→ **Exercise instructions**:
Print each line of the listing once more, precisely as given.

→ **Listing**:
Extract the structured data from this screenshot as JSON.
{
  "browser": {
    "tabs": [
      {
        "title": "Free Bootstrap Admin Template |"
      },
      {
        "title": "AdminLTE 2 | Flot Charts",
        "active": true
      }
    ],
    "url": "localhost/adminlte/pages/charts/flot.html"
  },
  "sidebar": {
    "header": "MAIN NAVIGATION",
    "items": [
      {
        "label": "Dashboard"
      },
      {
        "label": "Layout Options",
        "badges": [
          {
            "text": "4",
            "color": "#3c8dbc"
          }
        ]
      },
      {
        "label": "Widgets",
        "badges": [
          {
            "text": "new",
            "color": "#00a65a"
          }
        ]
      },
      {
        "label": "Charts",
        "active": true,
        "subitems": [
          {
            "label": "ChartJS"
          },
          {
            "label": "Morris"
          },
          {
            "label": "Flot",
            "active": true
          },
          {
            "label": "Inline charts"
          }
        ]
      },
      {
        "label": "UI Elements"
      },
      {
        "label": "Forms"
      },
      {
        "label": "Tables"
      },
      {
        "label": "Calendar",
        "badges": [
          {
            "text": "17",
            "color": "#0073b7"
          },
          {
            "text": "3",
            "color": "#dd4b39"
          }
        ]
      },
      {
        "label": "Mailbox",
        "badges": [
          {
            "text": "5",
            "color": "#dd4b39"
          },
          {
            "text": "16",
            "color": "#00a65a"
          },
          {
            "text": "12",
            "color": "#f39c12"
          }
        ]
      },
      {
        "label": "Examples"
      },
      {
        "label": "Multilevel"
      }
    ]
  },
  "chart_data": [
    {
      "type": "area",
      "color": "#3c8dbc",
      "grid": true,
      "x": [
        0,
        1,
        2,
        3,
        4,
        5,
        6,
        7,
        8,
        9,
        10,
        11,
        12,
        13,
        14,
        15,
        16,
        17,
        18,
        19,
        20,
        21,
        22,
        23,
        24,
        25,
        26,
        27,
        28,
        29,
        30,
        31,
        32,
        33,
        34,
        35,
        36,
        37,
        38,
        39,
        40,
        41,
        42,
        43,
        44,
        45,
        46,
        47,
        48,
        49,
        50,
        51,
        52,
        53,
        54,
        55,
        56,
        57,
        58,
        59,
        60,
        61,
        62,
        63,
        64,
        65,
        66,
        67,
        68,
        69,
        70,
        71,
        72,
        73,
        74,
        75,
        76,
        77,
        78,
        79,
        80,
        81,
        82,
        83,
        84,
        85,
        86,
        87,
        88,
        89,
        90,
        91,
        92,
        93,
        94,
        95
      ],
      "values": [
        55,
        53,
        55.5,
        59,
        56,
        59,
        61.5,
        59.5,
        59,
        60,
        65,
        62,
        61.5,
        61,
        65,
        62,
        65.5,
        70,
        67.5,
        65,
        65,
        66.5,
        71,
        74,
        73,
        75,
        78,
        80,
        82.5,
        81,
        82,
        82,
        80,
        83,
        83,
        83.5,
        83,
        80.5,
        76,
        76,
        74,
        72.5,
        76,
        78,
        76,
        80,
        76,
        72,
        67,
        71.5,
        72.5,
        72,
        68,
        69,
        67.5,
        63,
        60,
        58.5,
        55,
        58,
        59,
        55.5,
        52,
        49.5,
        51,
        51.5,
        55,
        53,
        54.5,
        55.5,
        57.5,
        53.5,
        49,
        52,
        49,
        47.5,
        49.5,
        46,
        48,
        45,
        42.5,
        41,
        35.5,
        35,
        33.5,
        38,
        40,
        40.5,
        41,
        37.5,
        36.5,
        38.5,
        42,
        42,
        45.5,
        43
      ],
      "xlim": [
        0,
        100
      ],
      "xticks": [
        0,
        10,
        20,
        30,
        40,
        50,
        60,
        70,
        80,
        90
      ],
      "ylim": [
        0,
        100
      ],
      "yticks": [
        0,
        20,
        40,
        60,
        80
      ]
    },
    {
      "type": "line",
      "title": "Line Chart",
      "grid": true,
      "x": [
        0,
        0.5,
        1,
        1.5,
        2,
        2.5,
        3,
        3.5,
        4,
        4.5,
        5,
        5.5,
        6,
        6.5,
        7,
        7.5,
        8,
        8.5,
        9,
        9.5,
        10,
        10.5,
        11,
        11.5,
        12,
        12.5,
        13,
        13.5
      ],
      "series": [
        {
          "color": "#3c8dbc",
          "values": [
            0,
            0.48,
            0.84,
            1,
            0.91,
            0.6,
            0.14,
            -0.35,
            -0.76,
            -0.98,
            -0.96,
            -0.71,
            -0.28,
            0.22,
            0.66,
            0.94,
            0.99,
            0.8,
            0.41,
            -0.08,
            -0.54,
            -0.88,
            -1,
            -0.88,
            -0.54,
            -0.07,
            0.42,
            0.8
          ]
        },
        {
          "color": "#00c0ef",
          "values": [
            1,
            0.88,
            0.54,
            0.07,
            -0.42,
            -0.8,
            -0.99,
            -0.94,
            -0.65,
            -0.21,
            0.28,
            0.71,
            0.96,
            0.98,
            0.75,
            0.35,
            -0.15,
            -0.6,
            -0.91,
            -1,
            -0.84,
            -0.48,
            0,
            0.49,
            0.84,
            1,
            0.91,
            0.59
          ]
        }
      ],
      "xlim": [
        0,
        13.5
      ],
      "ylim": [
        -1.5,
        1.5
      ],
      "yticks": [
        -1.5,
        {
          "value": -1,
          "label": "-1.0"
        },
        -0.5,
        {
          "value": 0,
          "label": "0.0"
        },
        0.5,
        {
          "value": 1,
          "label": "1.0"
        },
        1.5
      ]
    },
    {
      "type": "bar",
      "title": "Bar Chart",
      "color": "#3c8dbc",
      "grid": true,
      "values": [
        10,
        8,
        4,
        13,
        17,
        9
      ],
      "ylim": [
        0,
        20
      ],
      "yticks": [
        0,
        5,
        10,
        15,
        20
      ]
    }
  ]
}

→ **Result of the exercise**:
Extract the structured data from this screenshot as JSON.
{
  "browser": {
    "tabs": [
      {
        "title": "Free Bootstrap Admin Template |"
      },
      {
        "title": "AdminLTE 2 | Flot Charts",
        "active": true
      }
    ],
    "url": "localhost/adminlte/pages/charts/flot.html"
  },
  "sidebar": {
    "header": "MAIN NAVIGATION",
    "items": [
      {
        "label": "Dashboard"
      },
      {
        "label": "Layout Options",
        "badges": [
          {
            "text": "4",
            "color": "#3c8dbc"
          }
        ]
      },
      {
        "label": "Widgets",
        "badges": [
          {
            "text": "new",
            "color": "#00a65a"
          }
        ]
      },
      {
        "label": "Charts",
        "active": true,
        "subitems": [
          {
            "label": "ChartJS"
          },
          {
            "label": "Morris"
          },
          {
            "label": "Flot",
            "active": true
          },
          {
            "label": "Inline charts"
          }
        ]
      },
      {
        "label": "UI Elements"
      },
      {
        "label": "Forms"
      },
      {
        "label": "Tables"
      },
      {
        "label": "Calendar",
        "badges": [
          {
            "text": "17",
            "color": "#0073b7"
          },
          {
            "text": "3",
            "color": "#dd4b39"
          }
        ]
      },
      {
        "label": "Mailbox",
        "badges": [
          {
            "text": "5",
            "color": "#dd4b39"
          },
          {
            "text": "16",
            "color": "#00a65a"
          },
          {
            "text": "12",
            "color": "#f39c12"
          }
        ]
      },
      {
        "label": "Examples"
      },
      {
        "label": "Multilevel"
      }
    ]
  },
  "chart_data": [
    {
      "type": "area",
      "color": "#3c8dbc",
      "grid": true,
      "x": [
        0,
        1,
        2,
        3,
        4,
        5,
        6,
        7,
        8,
        9,
        10,
        11,
        12,
        13,
        14,
        15,
        16,
        17,
        18,
        19,
        20,
        21,
        22,
        23,
        24,
        25,
        26,
        27,
        28,
        29,
        30,
        31,
        32,
        33,
        34,
        35,
        36,
        37,
        38,
        39,
        40,
        41,
        42,
        43,
        44,
        45,
        46,
        47,
        48,
        49,
        50,
        51,
        52,
        53,
        54,
        55,
        56,
        57,
        58,
        59,
        60,
        61,
        62,
        63,
        64,
        65,
        66,
        67,
        68,
        69,
        70,
        71,
        72,
        73,
        74,
        75,
        76,
        77,
        78,
        79,
        80,
        81,
        82,
        83,
        84,
        85,
        86,
        87,
        88,
        89,
        90,
        91,
        92,
        93,
        94,
        95
      ],
      "values": [
        55,
        53,
        55.5,
        59,
        56,
        59,
        61.5,
        59.5,
        59,
        60,
        65,
        62,
        61.5,
        61,
        65,
        62,
        65.5,
        70,
        67.5,
        65,
        65,
        66.5,
        71,
        74,
        73,
        75,
        78,
        80,
        82.5,
        81,
        82,
        82,
        80,
        83,
        83,
        83.5,
        83,
        80.5,
        76,
        76,
        74,
        72.5,
        76,
        78,
        76,
        80,
        76,
        72,
        67,
        71.5,
        72.5,
        72,
        68,
        69,
        67.5,
        63,
        60,
        58.5,
        55,
        58,
        59,
        55.5,
        52,
        49.5,
        51,
        51.5,
        55,
        53,
        54.5,
        55.5,
        57.5,
        53.5,
        49,
        52,
        49,
        47.5,
        49.5,
        46,
        48,
        45,
        42.5,
        41,
        35.5,
        35,
        33.5,
        38,
        40,
        40.5,
        41,
        37.5,
        36.5,
        38.5,
        42,
        42,
        45.5,
        43
      ],
      "xlim": [
        0,
        100
      ],
      "xticks": [
        0,
        10,
        20,
        30,
        40,
        50,
        60,
        70,
        80,
        90
      ],
      "ylim": [
        0,
        100
      ],
      "yticks": [
        0,
        20,
        40,
        60,
        80
      ]
    },
    {
      "type": "line",
      "title": "Line Chart",
      "grid": true,
      "x": [
        0,
        0.5,
        1,
        1.5,
        2,
        2.5,
        3,
        3.5,
        4,
        4.5,
        5,
        5.5,
        6,
        6.5,
        7,
        7.5,
        8,
        8.5,
        9,
        9.5,
        10,
        10.5,
        11,
        11.5,
        12,
        12.5,
        13,
        13.5
      ],
      "series": [
        {
          "color": "#3c8dbc",
          "values": [
            0,
            0.48,
            0.84,
            1,
            0.91,
            0.6,
            0.14,
            -0.35,
            -0.76,
            -0.98,
            -0.96,
            -0.71,
            -0.28,
            0.22,
            0.66,
            0.94,
            0.99,
            0.8,
            0.41,
            -0.08,
            -0.54,
            -0.88,
            -1,
            -0.88,
            -0.54,
            -0.07,
            0.42,
            0.8
          ]
        },
        {
          "color": "#00c0ef",
          "values": [
            1,
            0.88,
            0.54,
            0.07,
            -0.42,
            -0.8,
            -0.99,
            -0.94,
            -0.65,
            -0.21,
            0.28,
            0.71,
            0.96,
            0.98,
            0.75,
            0.35,
            -0.15,
            -0.6,
            -0.91,
            -1,
            -0.84,
            -0.48,
            0,
            0.49,
            0.84,
            1,
            0.91,
            0.59
          ]
        }
      ],
      "xlim": [
        0,
        13.5
      ],
      "ylim": [
        -1.5,
        1.5
      ],
      "yticks": [
        -1.5,
        {
          "value": -1,
          "label": "-1.0"
        },
        -0.5,
        {
          "value": 0,
          "label": "0.0"
        },
        0.5,
        {
          "value": 1,
          "label": "1.0"
        },
        1.5
      ]
    },
    {
      "type": "bar",
      "title": "Bar Chart",
      "color": "#3c8dbc",
      "grid": true,
      "values": [
        10,
        8,
        4,
        13,
        17,
        9
      ],
      "ylim": [
        0,
        20
      ],
      "yticks": [
        0,
        5,
        10,
        15,
        20
      ]
    }
  ]
}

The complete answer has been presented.